Collected data:
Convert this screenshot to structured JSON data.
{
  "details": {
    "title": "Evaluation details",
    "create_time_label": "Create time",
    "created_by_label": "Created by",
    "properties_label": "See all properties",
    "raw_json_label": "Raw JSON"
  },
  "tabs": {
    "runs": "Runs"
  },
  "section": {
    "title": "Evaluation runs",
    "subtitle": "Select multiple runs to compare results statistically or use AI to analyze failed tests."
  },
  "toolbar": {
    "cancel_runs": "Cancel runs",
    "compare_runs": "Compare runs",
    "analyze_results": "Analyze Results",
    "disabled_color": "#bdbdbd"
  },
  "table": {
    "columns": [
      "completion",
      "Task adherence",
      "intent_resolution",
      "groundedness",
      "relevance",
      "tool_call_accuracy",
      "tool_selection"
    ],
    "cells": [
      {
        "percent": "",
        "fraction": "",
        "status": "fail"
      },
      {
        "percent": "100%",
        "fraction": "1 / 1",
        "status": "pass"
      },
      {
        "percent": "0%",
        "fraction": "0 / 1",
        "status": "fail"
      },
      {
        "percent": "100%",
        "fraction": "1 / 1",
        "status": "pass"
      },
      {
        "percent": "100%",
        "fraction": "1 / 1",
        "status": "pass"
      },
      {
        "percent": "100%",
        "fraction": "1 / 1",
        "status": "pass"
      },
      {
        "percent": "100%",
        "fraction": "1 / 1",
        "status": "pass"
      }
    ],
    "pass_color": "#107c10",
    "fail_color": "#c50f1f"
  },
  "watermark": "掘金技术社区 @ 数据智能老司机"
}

TASK:
Search the data for the word "runs" and copy each line where it appears.

RESPONSE:
    "runs": "Runs"
    "title": "Evaluation runs",
    "subtitle": "Select multiple runs to compare results statistically or use AI to analyze failed tests."
    "cancel_runs": "Cancel runs",
    "compare_runs": "Compare runs",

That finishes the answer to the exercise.